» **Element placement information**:
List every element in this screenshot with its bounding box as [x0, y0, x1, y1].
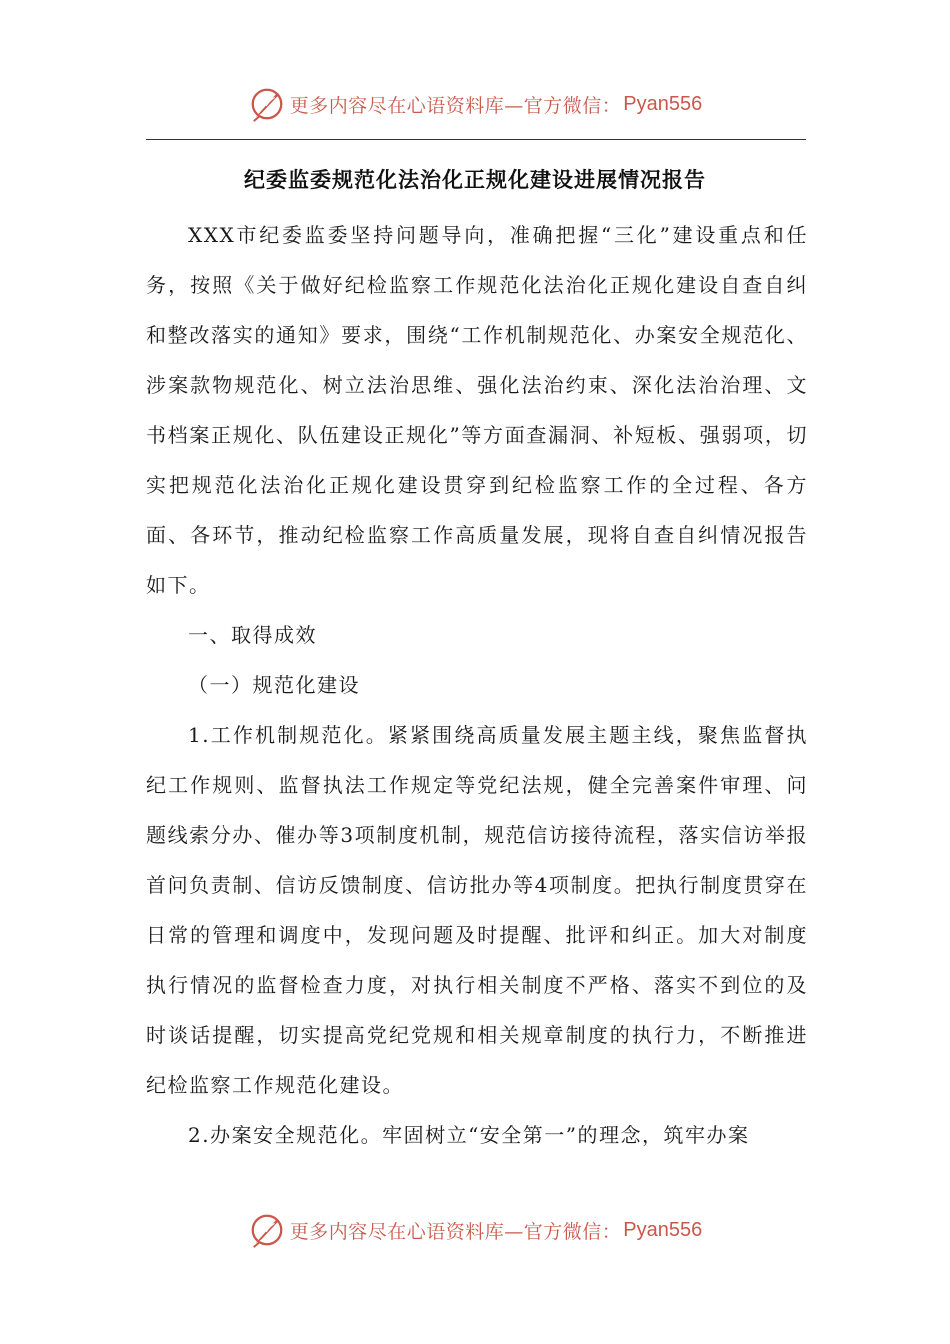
paragraph-intro: XXX市纪委监委坚持问题导向，准确把握“三化”建设重点和任务，按照《关于做好纪检监察工作规范化法治化正规化建设自查自纠和整改落实的通知》要求，围绕“工作机制规范化、办案安全规范化、涉案款物规范化、树立法治思维、强化法治约束、深化法治治理、文书档案正规化、队伍建设正规化”等方面查漏洞、补短板、强弱项，切实把规范化法治化正规化建设贯穿到纪检监察工作的全过程、各方面、各环节，推动纪检监察工作高质量发展，现将自查自纠情况报告如下。: [146, 223, 808, 597]
section-heading: 一、取得成效: [188, 623, 317, 647]
header-divider: [146, 139, 806, 140]
document-body: [146, 210, 808, 1160]
quill-logo-icon: [248, 1211, 286, 1249]
wechat-id: Pyan556: [623, 1218, 703, 1241]
paragraph-mechanism: 1.工作机制规范化。紧紧围绕高质量发展主题主线，聚焦监督执纪工作规则、监督执法工作规定等党纪法规，健全完善案件审理、问题线索分办、催办等3项制度机制，规范信访接待流程，落实信访举报首问负责制、信访反馈制度、信访批办等4项制度。把执行制度贯穿在日常的管理和调度中，发现问题及时提醒、批评和纠正。加大对制度执行情况的监督检查力度，对执行相关制度不严格、落实不到位的及时谈话提醒，切实提高党纪党规和相关规章制度的执行力，不断推进纪检监察工作规范化建设。: [146, 723, 808, 1097]
header-banner: [0, 84, 950, 124]
banner-text: 更多内容尽在心语资料库—官方微信：: [289, 1220, 622, 1243]
wechat-id: Pyan556: [623, 92, 703, 115]
paragraph-safety: 2.办案安全规范化。牢固树立“安全第一”的理念，筑牢办案: [188, 1123, 750, 1147]
banner-text: 更多内容尽在心语资料库—官方微信：: [289, 94, 622, 117]
document-title: 纪委监委规范化法治化正规化建设进展情况报告: [244, 168, 706, 192]
quill-logo-icon: [248, 85, 286, 123]
footer-banner: [0, 1210, 950, 1250]
subsection-heading: （一）规范化建设: [188, 673, 360, 697]
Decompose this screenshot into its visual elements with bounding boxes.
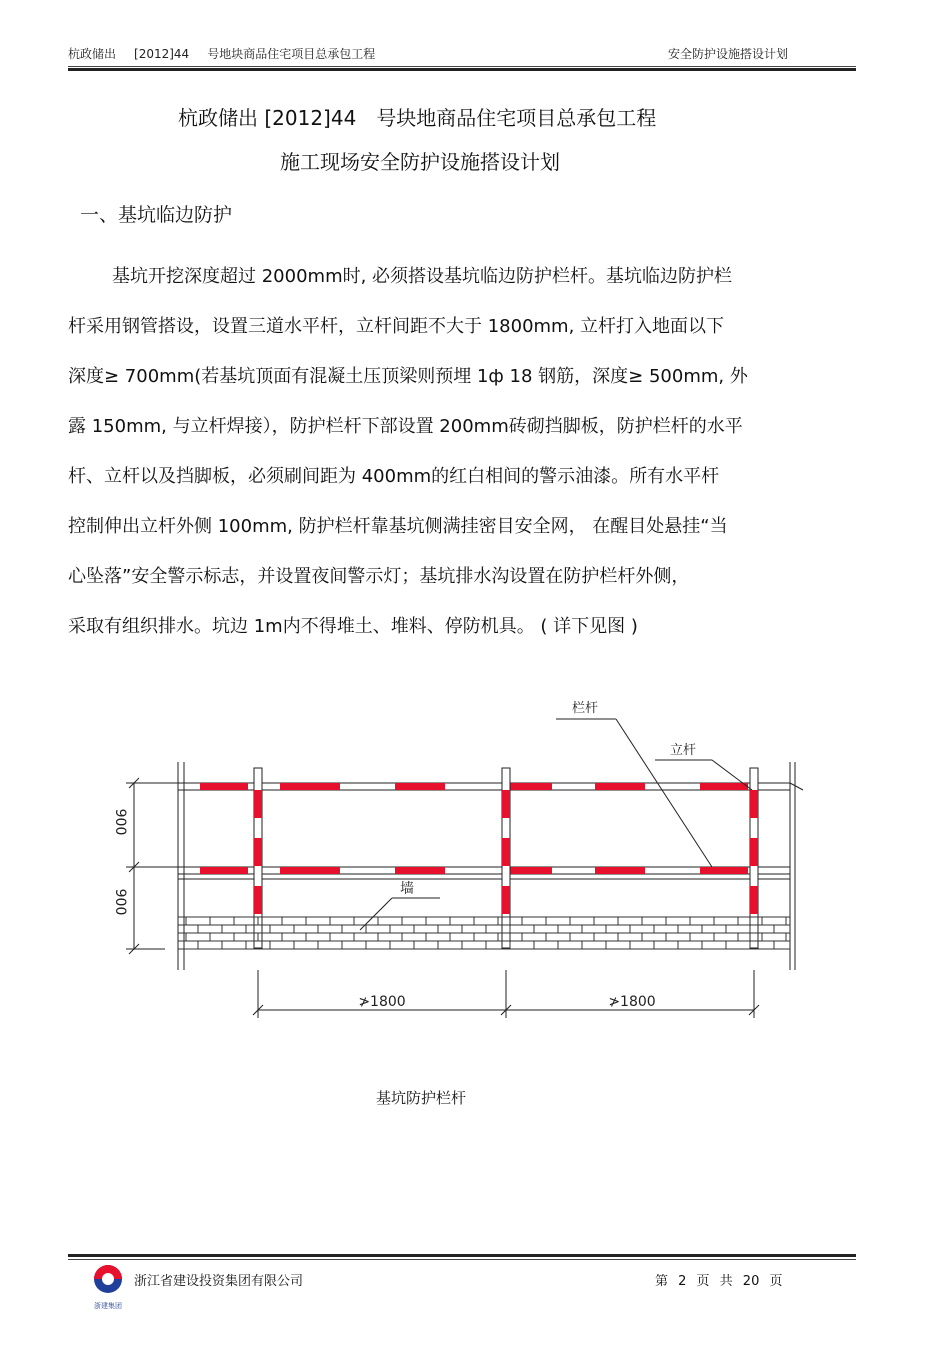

» **What is expected**: Reproduce all of the material above word for word, line by line, and leave out the pictures.

» **Answer to this exercise**:
List every element in this screenshot with its bounding box as [x0, y0, x1, y1].
paragraph-intro: XXX市纪委监委坚持问题导向，准确把握“三化”建设重点和任务，按照《关于做好纪检监察工作规范化法治化正规化建设自查自纠和整改落实的通知》要求，围绕“工作机制规范化、办案安全规范化、涉案款物规范化、树立法治思维、强化法治约束、深化法治治理、文书档案正规化、队伍建设正规化”等方面查漏洞、补短板、强弱项，切实把规范化法治化正规化建设贯穿到纪检监察工作的全过程、各方面、各环节，推动纪检监察工作高质量发展，现将自查自纠情况报告如下。: [146, 223, 808, 597]
section-heading: 一、取得成效: [188, 623, 317, 647]
header-divider: [146, 139, 806, 140]
document-body: [146, 210, 808, 1160]
quill-logo-icon: [248, 1211, 286, 1249]
wechat-id: Pyan556: [623, 1218, 703, 1241]
paragraph-mechanism: 1.工作机制规范化。紧紧围绕高质量发展主题主线，聚焦监督执纪工作规则、监督执法工作规定等党纪法规，健全完善案件审理、问题线索分办、催办等3项制度机制，规范信访接待流程，落实信访举报首问负责制、信访反馈制度、信访批办等4项制度。把执行制度贯穿在日常的管理和调度中，发现问题及时提醒、批评和纠正。加大对制度执行情况的监督检查力度，对执行相关制度不严格、落实不到位的及时谈话提醒，切实提高党纪党规和相关规章制度的执行力，不断推进纪检监察工作规范化建设。: [146, 723, 808, 1097]
header-banner: [0, 84, 950, 124]
banner-text: 更多内容尽在心语资料库—官方微信：: [289, 1220, 622, 1243]
wechat-id: Pyan556: [623, 92, 703, 115]
paragraph-safety: 2.办案安全规范化。牢固树立“安全第一”的理念，筑牢办案: [188, 1123, 750, 1147]
banner-text: 更多内容尽在心语资料库—官方微信：: [289, 94, 622, 117]
document-title: 纪委监委规范化法治化正规化建设进展情况报告: [244, 168, 706, 192]
quill-logo-icon: [248, 85, 286, 123]
footer-banner: [0, 1210, 950, 1250]
subsection-heading: （一）规范化建设: [188, 673, 360, 697]
Decompose this screenshot into its visual elements with bounding boxes.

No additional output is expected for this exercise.